**EXERCISE INSTRUCTIONS**
Restate the records in their entirety, word for word.

**Data entries**

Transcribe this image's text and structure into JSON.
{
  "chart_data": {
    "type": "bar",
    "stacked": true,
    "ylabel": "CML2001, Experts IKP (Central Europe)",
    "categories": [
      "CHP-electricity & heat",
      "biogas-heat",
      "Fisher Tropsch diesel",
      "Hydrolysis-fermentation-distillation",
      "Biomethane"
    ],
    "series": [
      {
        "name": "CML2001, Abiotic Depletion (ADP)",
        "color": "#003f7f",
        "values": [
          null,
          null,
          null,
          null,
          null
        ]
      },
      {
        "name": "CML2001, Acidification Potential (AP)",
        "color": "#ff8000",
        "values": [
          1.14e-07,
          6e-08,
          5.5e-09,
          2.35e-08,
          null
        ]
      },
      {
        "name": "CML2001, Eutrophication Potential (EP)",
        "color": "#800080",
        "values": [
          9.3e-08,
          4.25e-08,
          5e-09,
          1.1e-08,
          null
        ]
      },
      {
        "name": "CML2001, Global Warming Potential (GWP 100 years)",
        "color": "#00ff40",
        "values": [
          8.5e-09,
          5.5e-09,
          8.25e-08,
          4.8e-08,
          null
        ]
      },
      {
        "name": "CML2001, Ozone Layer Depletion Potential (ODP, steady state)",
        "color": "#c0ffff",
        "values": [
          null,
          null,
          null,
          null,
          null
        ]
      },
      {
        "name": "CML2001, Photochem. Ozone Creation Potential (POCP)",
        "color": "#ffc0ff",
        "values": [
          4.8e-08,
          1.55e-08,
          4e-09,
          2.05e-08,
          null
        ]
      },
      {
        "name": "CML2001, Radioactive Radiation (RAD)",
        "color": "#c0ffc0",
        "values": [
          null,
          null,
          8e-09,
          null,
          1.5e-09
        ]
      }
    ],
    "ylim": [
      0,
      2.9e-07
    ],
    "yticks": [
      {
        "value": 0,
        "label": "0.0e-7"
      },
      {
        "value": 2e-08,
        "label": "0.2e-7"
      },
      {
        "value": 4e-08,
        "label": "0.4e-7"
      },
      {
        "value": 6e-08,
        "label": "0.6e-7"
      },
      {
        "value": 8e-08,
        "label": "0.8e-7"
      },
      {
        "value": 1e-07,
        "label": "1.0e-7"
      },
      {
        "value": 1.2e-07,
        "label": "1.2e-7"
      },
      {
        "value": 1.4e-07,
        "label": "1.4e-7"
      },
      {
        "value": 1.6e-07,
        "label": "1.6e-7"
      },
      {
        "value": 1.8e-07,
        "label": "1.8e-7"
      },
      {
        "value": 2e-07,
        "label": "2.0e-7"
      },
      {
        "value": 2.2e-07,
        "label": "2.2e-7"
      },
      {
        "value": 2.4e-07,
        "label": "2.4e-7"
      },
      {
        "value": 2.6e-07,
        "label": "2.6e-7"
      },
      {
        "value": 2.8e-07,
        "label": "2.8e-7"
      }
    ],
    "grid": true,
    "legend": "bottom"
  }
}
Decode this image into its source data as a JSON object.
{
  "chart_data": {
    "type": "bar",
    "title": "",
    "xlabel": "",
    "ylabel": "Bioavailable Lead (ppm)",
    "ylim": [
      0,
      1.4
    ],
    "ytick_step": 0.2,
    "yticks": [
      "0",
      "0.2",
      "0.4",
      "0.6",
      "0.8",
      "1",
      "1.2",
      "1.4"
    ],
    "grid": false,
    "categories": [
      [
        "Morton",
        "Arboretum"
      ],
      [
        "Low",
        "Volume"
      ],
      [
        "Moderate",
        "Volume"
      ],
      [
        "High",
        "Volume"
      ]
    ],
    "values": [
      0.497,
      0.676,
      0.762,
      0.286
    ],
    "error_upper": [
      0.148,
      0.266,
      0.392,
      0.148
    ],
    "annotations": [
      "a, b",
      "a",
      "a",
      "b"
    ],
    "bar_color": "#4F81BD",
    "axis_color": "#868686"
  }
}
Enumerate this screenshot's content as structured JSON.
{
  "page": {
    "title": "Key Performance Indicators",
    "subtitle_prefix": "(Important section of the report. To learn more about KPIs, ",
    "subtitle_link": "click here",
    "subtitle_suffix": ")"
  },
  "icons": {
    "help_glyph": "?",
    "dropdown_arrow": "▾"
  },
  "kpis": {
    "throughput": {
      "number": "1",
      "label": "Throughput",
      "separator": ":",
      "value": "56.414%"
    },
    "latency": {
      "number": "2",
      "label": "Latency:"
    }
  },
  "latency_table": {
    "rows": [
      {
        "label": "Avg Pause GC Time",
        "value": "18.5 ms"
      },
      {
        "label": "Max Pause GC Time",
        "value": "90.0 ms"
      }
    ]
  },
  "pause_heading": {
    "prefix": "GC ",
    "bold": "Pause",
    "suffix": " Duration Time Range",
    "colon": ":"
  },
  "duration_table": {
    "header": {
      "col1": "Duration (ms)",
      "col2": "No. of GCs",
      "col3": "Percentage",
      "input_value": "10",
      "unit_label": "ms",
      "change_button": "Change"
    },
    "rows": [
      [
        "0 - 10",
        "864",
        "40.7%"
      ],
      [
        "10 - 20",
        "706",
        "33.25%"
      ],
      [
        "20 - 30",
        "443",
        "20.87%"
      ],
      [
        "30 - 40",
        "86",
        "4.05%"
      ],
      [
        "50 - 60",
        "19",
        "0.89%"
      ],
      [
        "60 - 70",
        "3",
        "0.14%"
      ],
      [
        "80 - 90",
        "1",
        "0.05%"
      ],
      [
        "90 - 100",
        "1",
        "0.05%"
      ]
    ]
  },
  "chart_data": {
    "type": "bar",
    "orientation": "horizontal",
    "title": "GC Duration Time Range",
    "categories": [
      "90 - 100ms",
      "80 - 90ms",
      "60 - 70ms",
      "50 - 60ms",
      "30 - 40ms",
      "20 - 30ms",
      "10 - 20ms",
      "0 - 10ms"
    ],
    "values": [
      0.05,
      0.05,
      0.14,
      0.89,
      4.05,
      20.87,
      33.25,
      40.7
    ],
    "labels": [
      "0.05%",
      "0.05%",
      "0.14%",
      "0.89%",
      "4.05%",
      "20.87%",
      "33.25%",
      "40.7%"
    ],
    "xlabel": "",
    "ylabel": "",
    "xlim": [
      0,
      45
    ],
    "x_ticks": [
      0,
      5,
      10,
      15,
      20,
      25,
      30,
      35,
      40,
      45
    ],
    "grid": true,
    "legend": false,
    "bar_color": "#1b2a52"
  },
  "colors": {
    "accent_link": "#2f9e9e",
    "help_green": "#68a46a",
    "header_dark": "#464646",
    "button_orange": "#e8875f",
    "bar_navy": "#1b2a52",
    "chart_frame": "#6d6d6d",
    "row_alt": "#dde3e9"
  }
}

**FINISHED TASK**
Transcribe this image's text and structure into JSON.
{
  "chart_data": {
    "type": "bar",
    "stacked": true,
    "ylabel": "CML2001, Experts IKP (Central Europe)",
    "categories": [
      "CHP-electricity & heat",
      "biogas-heat",
      "Fisher Tropsch diesel",
      "Hydrolysis-fermentation-distillation",
      "Biomethane"
    ],
    "series": [
      {
        "name": "CML2001, Abiotic Depletion (ADP)",
        "color": "#003f7f",
        "values": [
          null,
          null,
          null,
          null,
          null
        ]
      },
      {
        "name": "CML2001, Acidification Potential (AP)",
        "color": "#ff8000",
        "values": [
          1.14e-07,
          6e-08,
          5.5e-09,
          2.35e-08,
          null
        ]
      },
      {
        "name": "CML2001, Eutrophication Potential (EP)",
        "color": "#800080",
        "values": [
          9.3e-08,
          4.25e-08,
          5e-09,
          1.1e-08,
          null
        ]
      },
      {
        "name": "CML2001, Global Warming Potential (GWP 100 years)",
        "color": "#00ff40",
        "values": [
          8.5e-09,
          5.5e-09,
          8.25e-08,
          4.8e-08,
          null
        ]
      },
      {
        "name": "CML2001, Ozone Layer Depletion Potential (ODP, steady state)",
        "color": "#c0ffff",
        "values": [
          null,
          null,
          null,
          null,
          null
        ]
      },
      {
        "name": "CML2001, Photochem. Ozone Creation Potential (POCP)",
        "color": "#ffc0ff",
        "values": [
          4.8e-08,
          1.55e-08,
          4e-09,
          2.05e-08,
          null
        ]
      },
      {
        "name": "CML2001, Radioactive Radiation (RAD)",
        "color": "#c0ffc0",
        "values": [
          null,
          null,
          8e-09,
          null,
          1.5e-09
        ]
      }
    ],
    "ylim": [
      0,
      2.9e-07
    ],
    "yticks": [
      {
        "value": 0,
        "label": "0.0e-7"
      },
      {
        "value": 2e-08,
        "label": "0.2e-7"
      },
      {
        "value": 4e-08,
        "label": "0.4e-7"
      },
      {
        "value": 6e-08,
        "label": "0.6e-7"
      },
      {
        "value": 8e-08,
        "label": "0.8e-7"
      },
      {
        "value": 1e-07,
        "label": "1.0e-7"
      },
      {
        "value": 1.2e-07,
        "label": "1.2e-7"
      },
      {
        "value": 1.4e-07,
        "label": "1.4e-7"
      },
      {
        "value": 1.6e-07,
        "label": "1.6e-7"
      },
      {
        "value": 1.8e-07,
        "label": "1.8e-7"
      },
      {
        "value": 2e-07,
        "label": "2.0e-7"
      },
      {
        "value": 2.2e-07,
        "label": "2.2e-7"
      },
      {
        "value": 2.4e-07,
        "label": "2.4e-7"
      },
      {
        "value": 2.6e-07,
        "label": "2.6e-7"
      },
      {
        "value": 2.8e-07,
        "label": "2.8e-7"
      }
    ],
    "grid": true,
    "legend": "bottom"
  }
}
Decode this image into its source data as a JSON object.
{
  "chart_data": {
    "type": "bar",
    "title": "",
    "xlabel": "",
    "ylabel": "Bioavailable Lead (ppm)",
    "ylim": [
      0,
      1.4
    ],
    "ytick_step": 0.2,
    "yticks": [
      "0",
      "0.2",
      "0.4",
      "0.6",
      "0.8",
      "1",
      "1.2",
      "1.4"
    ],
    "grid": false,
    "categories": [
      [
        "Morton",
        "Arboretum"
      ],
      [
        "Low",
        "Volume"
      ],
      [
        "Moderate",
        "Volume"
      ],
      [
        "High",
        "Volume"
      ]
    ],
    "values": [
      0.497,
      0.676,
      0.762,
      0.286
    ],
    "error_upper": [
      0.148,
      0.266,
      0.392,
      0.148
    ],
    "annotations": [
      "a, b",
      "a",
      "a",
      "b"
    ],
    "bar_color": "#4F81BD",
    "axis_color": "#868686"
  }
}
Enumerate this screenshot's content as structured JSON.
{
  "page": {
    "title": "Key Performance Indicators",
    "subtitle_prefix": "(Important section of the report. To learn more about KPIs, ",
    "subtitle_link": "click here",
    "subtitle_suffix": ")"
  },
  "icons": {
    "help_glyph": "?",
    "dropdown_arrow": "▾"
  },
  "kpis": {
    "throughput": {
      "number": "1",
      "label": "Throughput",
      "separator": ":",
      "value": "56.414%"
    },
    "latency": {
      "number": "2",
      "label": "Latency:"
    }
  },
  "latency_table": {
    "rows": [
      {
        "label": "Avg Pause GC Time",
        "value": "18.5 ms"
      },
      {
        "label": "Max Pause GC Time",
        "value": "90.0 ms"
      }
    ]
  },
  "pause_heading": {
    "prefix": "GC ",
    "bold": "Pause",
    "suffix": " Duration Time Range",
    "colon": ":"
  },
  "duration_table": {
    "header": {
      "col1": "Duration (ms)",
      "col2": "No. of GCs",
      "col3": "Percentage",
      "input_value": "10",
      "unit_label": "ms",
      "change_button": "Change"
    },
    "rows": [
      [
        "0 - 10",
        "864",
        "40.7%"
      ],
      [
        "10 - 20",
        "706",
        "33.25%"
      ],
      [
        "20 - 30",
        "443",
        "20.87%"
      ],
      [
        "30 - 40",
        "86",
        "4.05%"
      ],
      [
        "50 - 60",
        "19",
        "0.89%"
      ],
      [
        "60 - 70",
        "3",
        "0.14%"
      ],
      [
        "80 - 90",
        "1",
        "0.05%"
      ],
      [
        "90 - 100",
        "1",
        "0.05%"
      ]
    ]
  },
  "chart_data": {
    "type": "bar",
    "orientation": "horizontal",
    "title": "GC Duration Time Range",
    "categories": [
      "90 - 100ms",
      "80 - 90ms",
      "60 - 70ms",
      "50 - 60ms",
      "30 - 40ms",
      "20 - 30ms",
      "10 - 20ms",
      "0 - 10ms"
    ],
    "values": [
      0.05,
      0.05,
      0.14,
      0.89,
      4.05,
      20.87,
      33.25,
      40.7
    ],
    "labels": [
      "0.05%",
      "0.05%",
      "0.14%",
      "0.89%",
      "4.05%",
      "20.87%",
      "33.25%",
      "40.7%"
    ],
    "xlabel": "",
    "ylabel": "",
    "xlim": [
      0,
      45
    ],
    "x_ticks": [
      0,
      5,
      10,
      15,
      20,
      25,
      30,
      35,
      40,
      45
    ],
    "grid": true,
    "legend": false,
    "bar_color": "#1b2a52"
  },
  "colors": {
    "accent_link": "#2f9e9e",
    "help_green": "#68a46a",
    "header_dark": "#464646",
    "button_orange": "#e8875f",
    "bar_navy": "#1b2a52",
    "chart_frame": "#6d6d6d",
    "row_alt": "#dde3e9"
  }
}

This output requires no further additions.